(WORK TO COMPLETE) Which lines hold the word "does"? Copy each of them.

(SUPPLIED DATA)
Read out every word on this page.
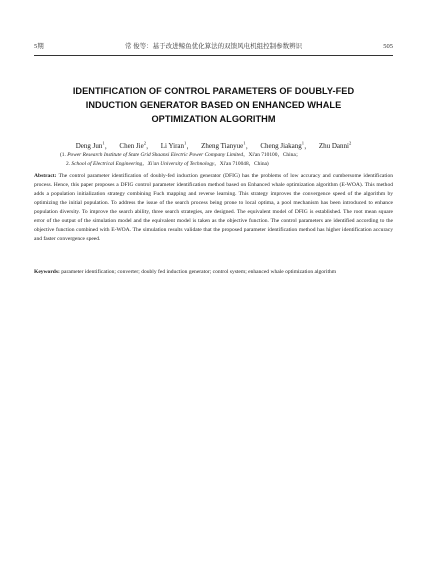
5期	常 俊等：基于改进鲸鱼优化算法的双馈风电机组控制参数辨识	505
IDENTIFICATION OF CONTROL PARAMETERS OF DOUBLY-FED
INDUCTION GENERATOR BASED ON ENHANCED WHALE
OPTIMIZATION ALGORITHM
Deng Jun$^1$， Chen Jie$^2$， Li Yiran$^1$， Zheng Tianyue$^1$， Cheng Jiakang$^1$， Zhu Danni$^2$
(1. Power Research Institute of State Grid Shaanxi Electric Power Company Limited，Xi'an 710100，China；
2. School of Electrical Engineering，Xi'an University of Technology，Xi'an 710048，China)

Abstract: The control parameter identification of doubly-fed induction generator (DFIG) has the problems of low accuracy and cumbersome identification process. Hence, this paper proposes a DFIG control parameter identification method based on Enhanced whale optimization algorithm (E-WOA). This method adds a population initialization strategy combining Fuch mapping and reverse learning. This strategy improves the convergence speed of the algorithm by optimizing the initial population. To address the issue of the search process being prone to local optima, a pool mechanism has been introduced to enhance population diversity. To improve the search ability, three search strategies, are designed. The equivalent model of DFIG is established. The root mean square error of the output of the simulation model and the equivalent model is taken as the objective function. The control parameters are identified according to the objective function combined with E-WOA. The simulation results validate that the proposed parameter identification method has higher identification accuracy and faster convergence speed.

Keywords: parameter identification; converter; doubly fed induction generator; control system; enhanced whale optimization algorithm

---

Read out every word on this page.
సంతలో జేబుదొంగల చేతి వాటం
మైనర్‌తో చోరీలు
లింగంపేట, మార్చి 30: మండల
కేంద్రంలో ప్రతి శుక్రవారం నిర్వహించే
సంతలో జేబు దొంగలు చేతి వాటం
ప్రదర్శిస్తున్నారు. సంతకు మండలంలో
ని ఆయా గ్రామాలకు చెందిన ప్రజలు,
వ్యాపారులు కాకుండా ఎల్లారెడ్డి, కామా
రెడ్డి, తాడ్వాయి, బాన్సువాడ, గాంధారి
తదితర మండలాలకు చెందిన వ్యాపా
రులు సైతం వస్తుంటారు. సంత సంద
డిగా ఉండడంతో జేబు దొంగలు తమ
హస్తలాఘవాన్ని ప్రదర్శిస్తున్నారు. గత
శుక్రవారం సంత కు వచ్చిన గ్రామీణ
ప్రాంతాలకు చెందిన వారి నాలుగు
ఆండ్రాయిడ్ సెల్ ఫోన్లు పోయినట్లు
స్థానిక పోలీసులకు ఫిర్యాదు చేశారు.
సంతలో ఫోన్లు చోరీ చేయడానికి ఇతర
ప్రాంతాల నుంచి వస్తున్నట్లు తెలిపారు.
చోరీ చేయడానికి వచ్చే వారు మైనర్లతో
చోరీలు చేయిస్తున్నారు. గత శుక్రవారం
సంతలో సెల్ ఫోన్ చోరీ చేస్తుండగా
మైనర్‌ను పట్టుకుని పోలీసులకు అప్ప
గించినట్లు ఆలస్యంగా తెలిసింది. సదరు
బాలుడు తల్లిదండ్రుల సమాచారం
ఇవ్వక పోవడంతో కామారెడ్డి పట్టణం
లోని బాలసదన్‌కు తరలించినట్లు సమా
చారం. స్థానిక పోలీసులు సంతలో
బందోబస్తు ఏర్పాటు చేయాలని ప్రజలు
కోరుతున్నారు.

==

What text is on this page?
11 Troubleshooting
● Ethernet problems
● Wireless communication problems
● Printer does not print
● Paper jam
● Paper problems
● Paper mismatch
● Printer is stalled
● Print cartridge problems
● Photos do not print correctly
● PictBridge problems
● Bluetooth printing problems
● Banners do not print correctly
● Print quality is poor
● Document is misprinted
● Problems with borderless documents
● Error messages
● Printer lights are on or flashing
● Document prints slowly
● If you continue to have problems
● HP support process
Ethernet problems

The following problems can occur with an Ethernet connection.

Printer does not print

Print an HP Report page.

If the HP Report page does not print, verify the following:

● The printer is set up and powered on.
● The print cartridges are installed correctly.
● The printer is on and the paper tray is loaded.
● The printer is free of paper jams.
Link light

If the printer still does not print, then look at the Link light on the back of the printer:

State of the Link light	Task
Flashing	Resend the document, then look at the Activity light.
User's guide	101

(SOLUTION TO THIS EXERCISE)
● Printer does not print
Printer does not print
If the HP Report page does not print, verify the following:
If the printer still does not print, then look at the Link light on the back of the printer:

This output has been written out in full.